━━ Material for this exercise

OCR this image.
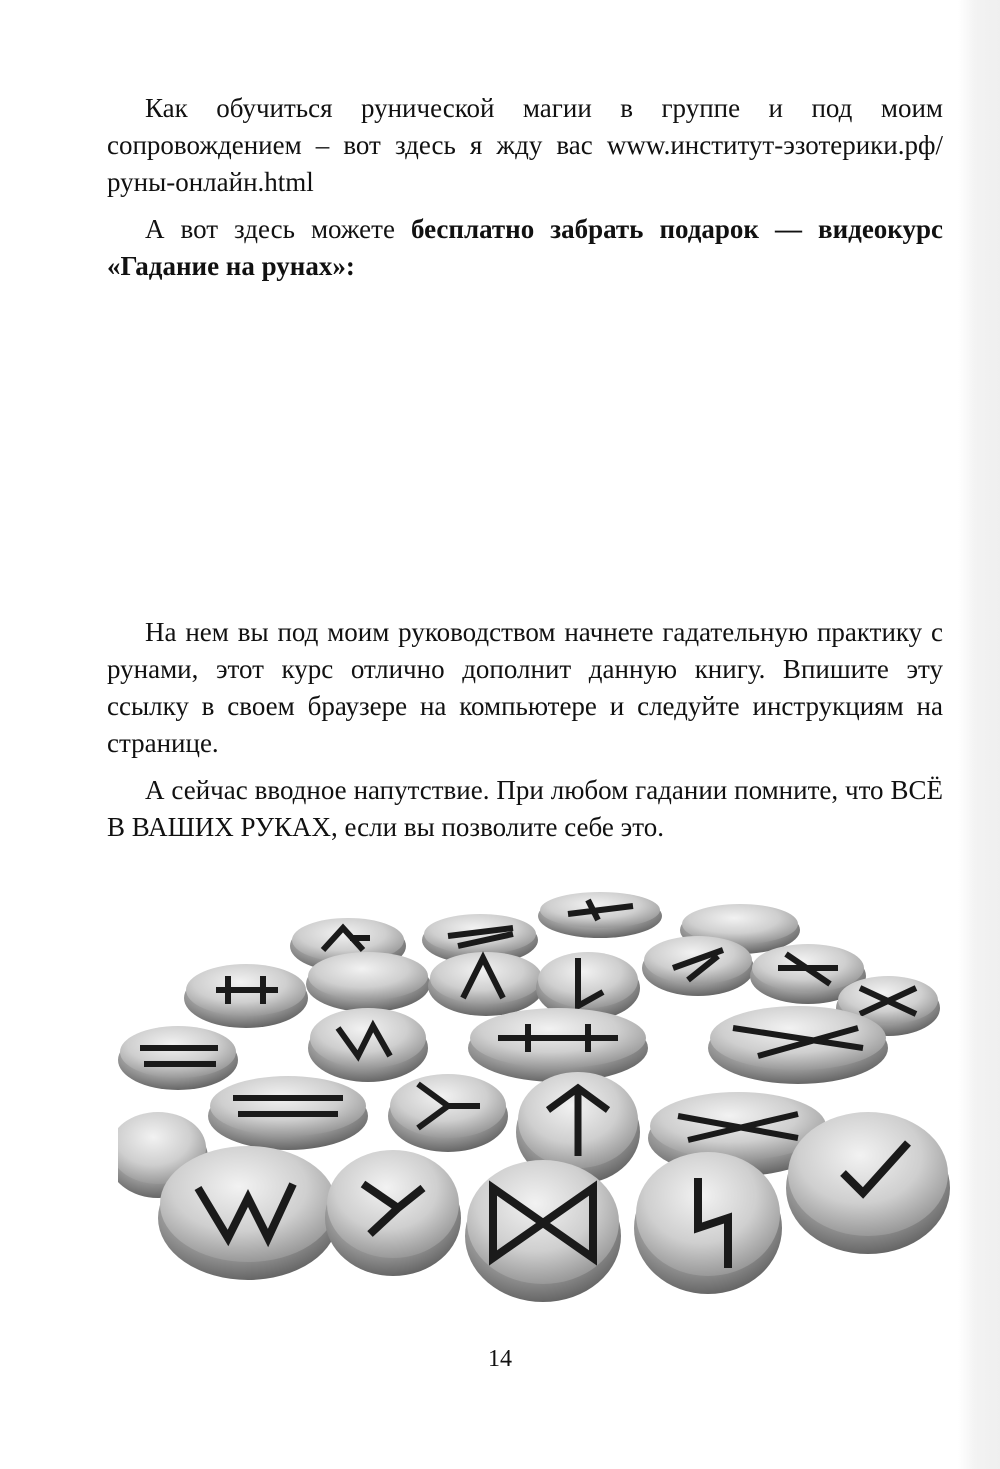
Как обучиться рунической магии в группе и под моим сопровождением – вот здесь я жду вас www.институт-эзотерики.рф/руны-онлайн.html

А вот здесь можете бесплатно забрать подарок — видеокурс «Гадание на рунах»:

На нем вы под моим руководством начнете гадательную практику с рунами, этот курс отлично дополнит данную книгу. Впишите эту ссылку в своем браузере на компьютере и следуйте инструкциям на странице.

А сейчас вводное напутствие. При любом гадании помните, что ВСЁ В ВАШИХ РУКАХ, если вы позволите себе это.

14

━━━━

**Given task:** Word for word, quote the full listing, omitting every picture.

**Solution to the problem:**
OCR this image.
Как обучиться рунической магии в группе и под моим сопровождением – вот здесь я жду вас www.институт-эзотерики.рф/руны-онлайн.html

А вот здесь можете бесплатно забрать подарок — видеокурс «Гадание на рунах»:

На нем вы под моим руководством начнете гадательную практику с рунами, этот курс отлично дополнит данную книгу. Впишите эту ссылку в своем браузере на компьютере и следуйте инструкциям на странице.

А сейчас вводное напутствие. При любом гадании помните, что ВСЁ В ВАШИХ РУКАХ, если вы позволите себе это.

14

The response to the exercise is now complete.